* DIRECTION: Pick out every line of the entries below where "document" occurs, and copy those lines.

* INPUT FOR THIS TASK:

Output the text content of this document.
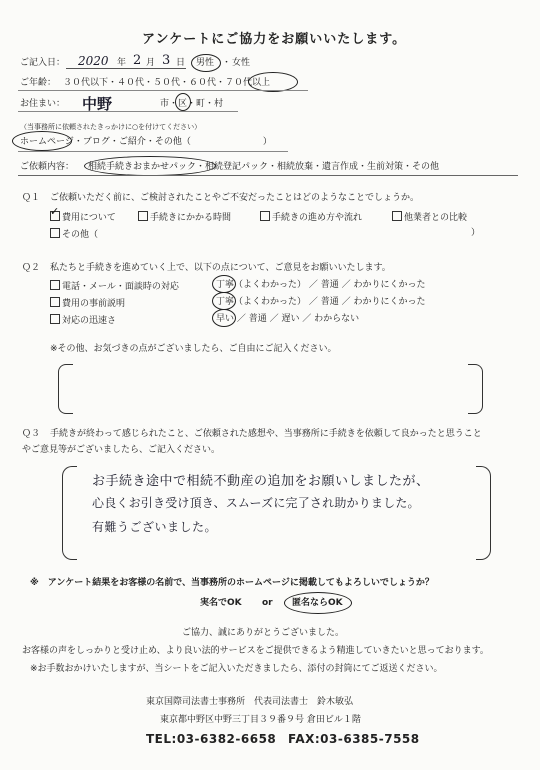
アンケートにご協力をお願いいたします。
ご記入日： 2020 年 2 月 3 日 男性 ・ 女性
ご年齢： ３０代以下・４０代・５０代・６０代・７０代以上
お住まい： 中野	市・区・町・村
（当事務所に依頼されたきっかけに○を付けてください）
ホームページ・ブログ・ご紹介・その他（　　　　　　　　）
ご依頼内容： 相続手続きおまかせパック・相続登記パック・相続放棄・遺言作成・生前対策・その他
Ｑ１ ご依頼いただく前に、ご検討されたことやご不安だったことはどのようなことでしょうか。
✓ 費用について	手続きにかかる時間	手続きの進め方や流れ	他業者との比較
その他（	）
Ｑ２ 私たちと手続きを進めていく上で、以下の点について、ご意見をお願いいたします。
電話・メール・面談時の対応	丁寧（よくわかった） ／ 普通 ／ わかりにくかった
費用の事前説明	丁寧（よくわかった） ／ 普通 ／ わかりにくかった
対応の迅速さ	早い ／ 普通 ／ 遅い ／ わからない
※その他、お気づきの点がございましたら、ご自由にご記入ください。
Ｑ３ 手続きが終わって感じられたこと、ご依頼された感想や、当事務所に手続きを依頼して良かったと思うこと
やご意見等がございましたら、ご記入ください。
お手続き途中で相続不動産の追加をお願いしましたが、
心良くお引き受け頂き、スムーズに完了され助かりました。
有難うございました。
※　アンケート結果をお客様の名前で、当事務所のホームページに掲載してもよろしいでしょうか？
実名でOK or 匿名ならOK
ご協力、誠にありがとうございました。
お客様の声をしっかりと受け止め、より良い法的サービスをご提供できるよう精進していきたいと思っております。
※お手数おかけいたしますが、当シートをご記入いただきましたら、添付の封筒にてご返送ください。
東京国際司法書士事務所　代表司法書士　鈴木敏弘
東京都中野区中野三丁目３９番９号 倉田ビル１階
TEL:03-6382-6658 FAX:03-6385-7558
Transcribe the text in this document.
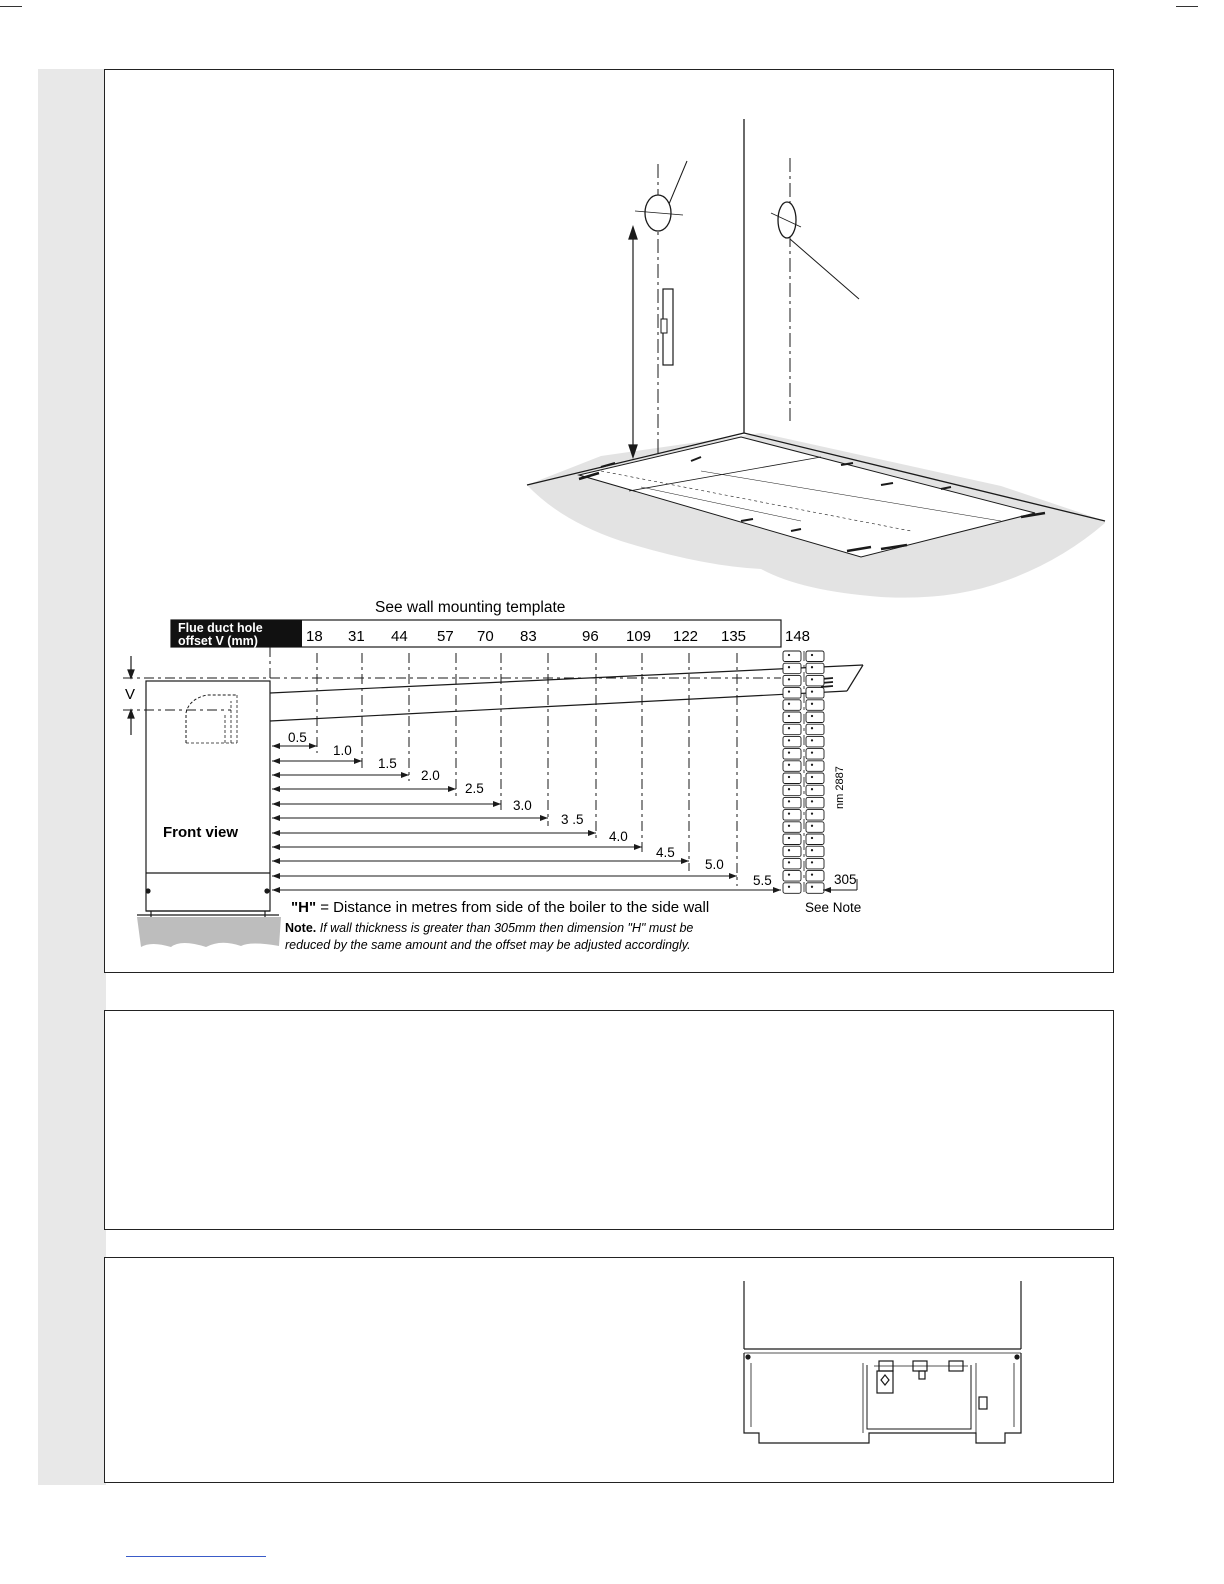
See wall mounting template
Flue duct hole
offset V (mm)	18 31 44 57 70 83	96 109 122 135	148
V
Front view
0.5
1.0
1.5
2.0
2.5
3.0
3 .5
4.0
4.5
5.0
5.5
nm 2887
305
See Note
"H" = Distance in metres from side of the boiler to the side wall
Note. If wall thickness is greater than 305mm then dimension "H" must be
reduced by the same amount and the offset may be adjusted accordingly.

* TASK RESULT:
Output the text content of this document.
Transcribe the text in this document.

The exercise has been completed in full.